[Data excerpts]
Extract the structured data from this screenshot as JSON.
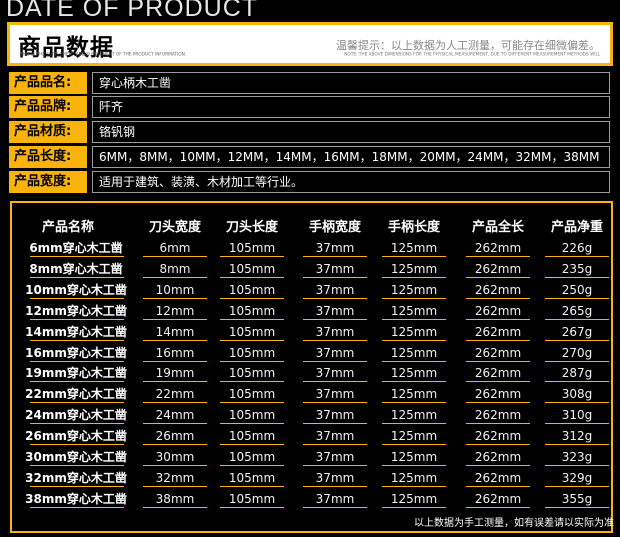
{
  "top_title": "DATE OF PRODUCT",
  "banner": {
    "title": "商品数据",
    "subtitle": "THIS IS THE SUPPLEMENT AND SUPPLEMENT OF THE PRODUCT INFORMATION.",
    "notice": "温馨提示：以上数据为人工测量，可能存在细微偏差。",
    "notice_sub": "NOTE: THE ABOVE DIMENSIONS FOR THE PHYSICAL MEASUREMENT, DUE TO DIFFERENT MEASUREMENT METHODS WILL"
  },
  "specs": [
    {
      "label": "产品品名:",
      "value": "穿心柄木工凿"
    },
    {
      "label": "产品品牌:",
      "value": "阡齐"
    },
    {
      "label": "产品材质:",
      "value": "铬钒钢"
    },
    {
      "label": "产品长度:",
      "value": "6MM，8MM，10MM，12MM，14MM，16MM，18MM，20MM，24MM，32MM，38MM"
    },
    {
      "label": "产品宽度:",
      "value": "适用于建筑、装潢、木材加工等行业。"
    }
  ],
  "table": {
    "headers": [
      "产品名称",
      "刀头宽度",
      "刀头长度",
      "手柄宽度",
      "手柄长度",
      "产品全长",
      "产品净重"
    ],
    "rows": [
      [
        "6mm穿心木工凿",
        "6mm",
        "105mm",
        "37mm",
        "125mm",
        "262mm",
        "226g"
      ],
      [
        "8mm穿心木工凿",
        "8mm",
        "105mm",
        "37mm",
        "125mm",
        "262mm",
        "235g"
      ],
      [
        "10mm穿心木工凿",
        "10mm",
        "105mm",
        "37mm",
        "125mm",
        "262mm",
        "250g"
      ],
      [
        "12mm穿心木工凿",
        "12mm",
        "105mm",
        "37mm",
        "125mm",
        "262mm",
        "265g"
      ],
      [
        "14mm穿心木工凿",
        "14mm",
        "105mm",
        "37mm",
        "125mm",
        "262mm",
        "267g"
      ],
      [
        "16mm穿心木工凿",
        "16mm",
        "105mm",
        "37mm",
        "125mm",
        "262mm",
        "270g"
      ],
      [
        "19mm穿心木工凿",
        "19mm",
        "105mm",
        "37mm",
        "125mm",
        "262mm",
        "287g"
      ],
      [
        "22mm穿心木工凿",
        "22mm",
        "105mm",
        "37mm",
        "125mm",
        "262mm",
        "308g"
      ],
      [
        "24mm穿心木工凿",
        "24mm",
        "105mm",
        "37mm",
        "125mm",
        "262mm",
        "310g"
      ],
      [
        "26mm穿心木工凿",
        "26mm",
        "105mm",
        "37mm",
        "125mm",
        "262mm",
        "312g"
      ],
      [
        "30mm穿心木工凿",
        "30mm",
        "105mm",
        "37mm",
        "125mm",
        "262mm",
        "323g"
      ],
      [
        "32mm穿心木工凿",
        "32mm",
        "105mm",
        "37mm",
        "125mm",
        "262mm",
        "329g"
      ],
      [
        "38mm穿心木工凿",
        "38mm",
        "105mm",
        "37mm",
        "125mm",
        "262mm",
        "355g"
      ]
    ],
    "footnote": "以上数据为手工测量，如有误差请以实际为准"
  },
  "colors": {
    "accent": "#f9b30a",
    "background": "#000000"
  }
}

§ **Goal**
Give all the lines above again, character for character, without pictures.

§ **Solved exercise**
Extract the structured data from this screenshot as JSON.
{
  "top_title": "DATE OF PRODUCT",
  "banner": {
    "title": "商品数据",
    "subtitle": "THIS IS THE SUPPLEMENT AND SUPPLEMENT OF THE PRODUCT INFORMATION.",
    "notice": "温馨提示：以上数据为人工测量，可能存在细微偏差。",
    "notice_sub": "NOTE: THE ABOVE DIMENSIONS FOR THE PHYSICAL MEASUREMENT, DUE TO DIFFERENT MEASUREMENT METHODS WILL"
  },
  "specs": [
    {
      "label": "产品品名:",
      "value": "穿心柄木工凿"
    },
    {
      "label": "产品品牌:",
      "value": "阡齐"
    },
    {
      "label": "产品材质:",
      "value": "铬钒钢"
    },
    {
      "label": "产品长度:",
      "value": "6MM，8MM，10MM，12MM，14MM，16MM，18MM，20MM，24MM，32MM，38MM"
    },
    {
      "label": "产品宽度:",
      "value": "适用于建筑、装潢、木材加工等行业。"
    }
  ],
  "table": {
    "headers": [
      "产品名称",
      "刀头宽度",
      "刀头长度",
      "手柄宽度",
      "手柄长度",
      "产品全长",
      "产品净重"
    ],
    "rows": [
      [
        "6mm穿心木工凿",
        "6mm",
        "105mm",
        "37mm",
        "125mm",
        "262mm",
        "226g"
      ],
      [
        "8mm穿心木工凿",
        "8mm",
        "105mm",
        "37mm",
        "125mm",
        "262mm",
        "235g"
      ],
      [
        "10mm穿心木工凿",
        "10mm",
        "105mm",
        "37mm",
        "125mm",
        "262mm",
        "250g"
      ],
      [
        "12mm穿心木工凿",
        "12mm",
        "105mm",
        "37mm",
        "125mm",
        "262mm",
        "265g"
      ],
      [
        "14mm穿心木工凿",
        "14mm",
        "105mm",
        "37mm",
        "125mm",
        "262mm",
        "267g"
      ],
      [
        "16mm穿心木工凿",
        "16mm",
        "105mm",
        "37mm",
        "125mm",
        "262mm",
        "270g"
      ],
      [
        "19mm穿心木工凿",
        "19mm",
        "105mm",
        "37mm",
        "125mm",
        "262mm",
        "287g"
      ],
      [
        "22mm穿心木工凿",
        "22mm",
        "105mm",
        "37mm",
        "125mm",
        "262mm",
        "308g"
      ],
      [
        "24mm穿心木工凿",
        "24mm",
        "105mm",
        "37mm",
        "125mm",
        "262mm",
        "310g"
      ],
      [
        "26mm穿心木工凿",
        "26mm",
        "105mm",
        "37mm",
        "125mm",
        "262mm",
        "312g"
      ],
      [
        "30mm穿心木工凿",
        "30mm",
        "105mm",
        "37mm",
        "125mm",
        "262mm",
        "323g"
      ],
      [
        "32mm穿心木工凿",
        "32mm",
        "105mm",
        "37mm",
        "125mm",
        "262mm",
        "329g"
      ],
      [
        "38mm穿心木工凿",
        "38mm",
        "105mm",
        "37mm",
        "125mm",
        "262mm",
        "355g"
      ]
    ],
    "footnote": "以上数据为手工测量，如有误差请以实际为准"
  },
  "colors": {
    "accent": "#f9b30a",
    "background": "#000000"
  }
}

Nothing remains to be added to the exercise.